▸ **WHAT THE TASK ASKS**
Records follow. Select each line holding "JSON".

--- start ---

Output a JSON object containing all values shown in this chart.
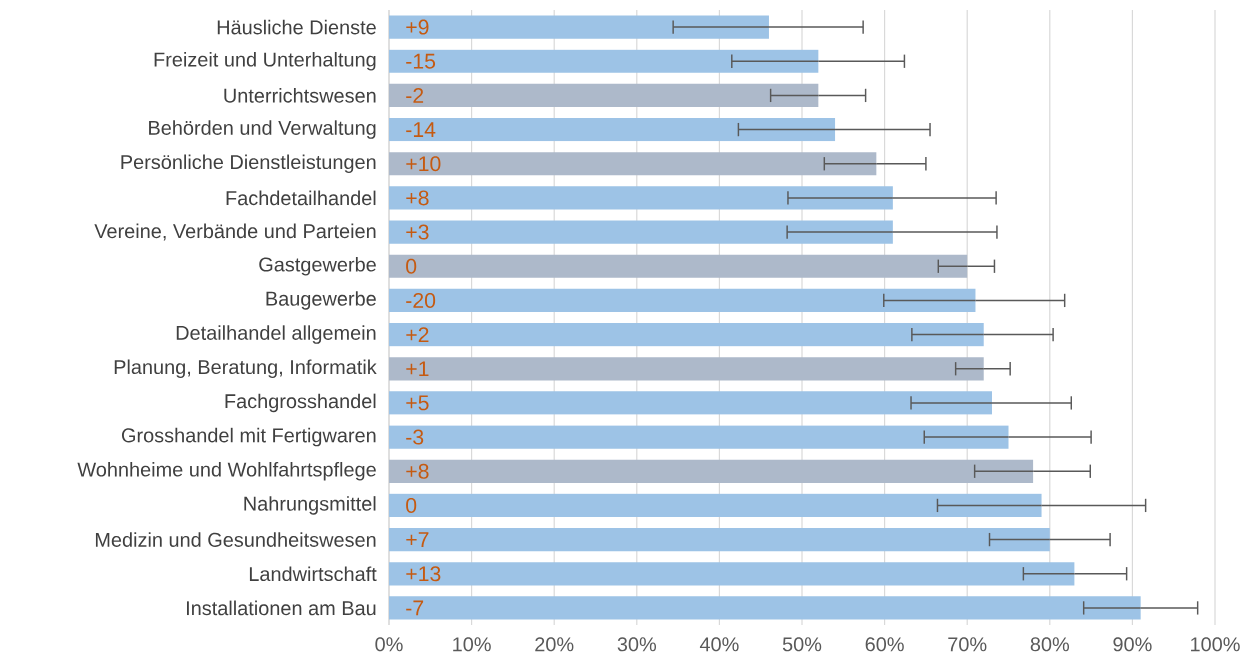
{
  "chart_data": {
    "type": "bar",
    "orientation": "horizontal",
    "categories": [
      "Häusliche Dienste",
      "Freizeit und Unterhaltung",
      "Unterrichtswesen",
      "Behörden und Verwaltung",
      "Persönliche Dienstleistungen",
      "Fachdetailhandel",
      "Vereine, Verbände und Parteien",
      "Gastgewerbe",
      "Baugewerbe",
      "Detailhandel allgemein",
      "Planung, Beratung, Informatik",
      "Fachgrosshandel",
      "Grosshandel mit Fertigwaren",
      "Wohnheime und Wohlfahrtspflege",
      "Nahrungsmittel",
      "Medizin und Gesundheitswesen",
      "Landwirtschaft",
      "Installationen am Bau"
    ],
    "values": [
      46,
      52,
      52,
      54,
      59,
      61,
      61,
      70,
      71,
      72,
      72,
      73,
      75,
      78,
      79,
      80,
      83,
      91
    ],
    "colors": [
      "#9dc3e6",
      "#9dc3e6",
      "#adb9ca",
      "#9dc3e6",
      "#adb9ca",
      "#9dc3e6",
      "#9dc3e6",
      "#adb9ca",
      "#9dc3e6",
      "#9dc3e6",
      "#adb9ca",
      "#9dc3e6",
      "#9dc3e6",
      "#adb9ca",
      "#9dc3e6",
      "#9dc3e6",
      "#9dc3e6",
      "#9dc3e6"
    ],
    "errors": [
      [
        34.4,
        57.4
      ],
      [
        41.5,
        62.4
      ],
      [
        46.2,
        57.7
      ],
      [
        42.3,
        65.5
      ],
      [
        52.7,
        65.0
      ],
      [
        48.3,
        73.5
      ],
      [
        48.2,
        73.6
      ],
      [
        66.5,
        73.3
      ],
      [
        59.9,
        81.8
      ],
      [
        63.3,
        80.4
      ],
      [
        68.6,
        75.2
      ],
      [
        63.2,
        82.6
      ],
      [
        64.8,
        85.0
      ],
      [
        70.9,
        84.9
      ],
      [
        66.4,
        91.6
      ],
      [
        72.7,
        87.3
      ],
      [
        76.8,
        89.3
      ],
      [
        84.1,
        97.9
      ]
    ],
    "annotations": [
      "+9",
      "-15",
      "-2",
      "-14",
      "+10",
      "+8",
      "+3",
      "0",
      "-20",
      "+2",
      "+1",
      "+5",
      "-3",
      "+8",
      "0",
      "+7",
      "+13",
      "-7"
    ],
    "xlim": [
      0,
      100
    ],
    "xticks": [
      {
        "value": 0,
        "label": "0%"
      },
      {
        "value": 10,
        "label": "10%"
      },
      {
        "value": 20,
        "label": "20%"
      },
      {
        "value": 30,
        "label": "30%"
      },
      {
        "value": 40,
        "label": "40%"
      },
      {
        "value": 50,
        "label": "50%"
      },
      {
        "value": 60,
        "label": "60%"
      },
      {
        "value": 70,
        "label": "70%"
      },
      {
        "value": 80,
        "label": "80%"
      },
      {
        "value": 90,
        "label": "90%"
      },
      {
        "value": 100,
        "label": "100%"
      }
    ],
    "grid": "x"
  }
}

--- end ---
--- start ---

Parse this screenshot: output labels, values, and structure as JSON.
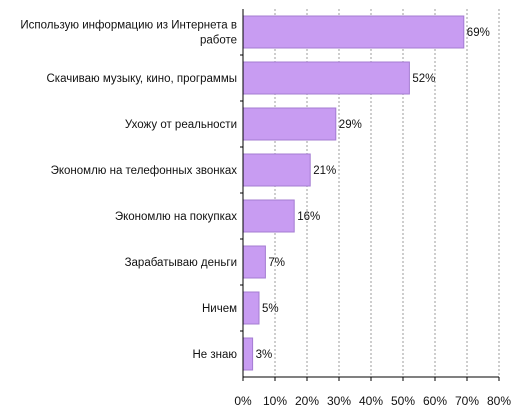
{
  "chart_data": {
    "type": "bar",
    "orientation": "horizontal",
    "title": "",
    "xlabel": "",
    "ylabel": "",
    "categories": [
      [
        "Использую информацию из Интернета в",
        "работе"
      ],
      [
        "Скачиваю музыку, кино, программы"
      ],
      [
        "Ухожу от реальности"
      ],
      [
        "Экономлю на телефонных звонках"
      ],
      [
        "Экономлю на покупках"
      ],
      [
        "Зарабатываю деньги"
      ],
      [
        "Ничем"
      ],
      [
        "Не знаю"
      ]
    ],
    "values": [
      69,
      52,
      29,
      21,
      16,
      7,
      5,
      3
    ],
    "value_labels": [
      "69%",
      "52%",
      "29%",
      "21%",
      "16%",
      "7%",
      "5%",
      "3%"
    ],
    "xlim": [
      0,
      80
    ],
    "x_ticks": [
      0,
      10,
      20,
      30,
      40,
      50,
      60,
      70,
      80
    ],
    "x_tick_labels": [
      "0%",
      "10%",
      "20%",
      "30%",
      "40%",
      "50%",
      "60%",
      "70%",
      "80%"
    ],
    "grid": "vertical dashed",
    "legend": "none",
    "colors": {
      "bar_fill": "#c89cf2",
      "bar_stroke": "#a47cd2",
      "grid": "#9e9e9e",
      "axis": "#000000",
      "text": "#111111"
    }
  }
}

--- end ---

▸ **RESULT OF THE TASK**
Output a JSON object containing all values shown in this chart.
Parse this screenshot: output labels, values, and structure as JSON.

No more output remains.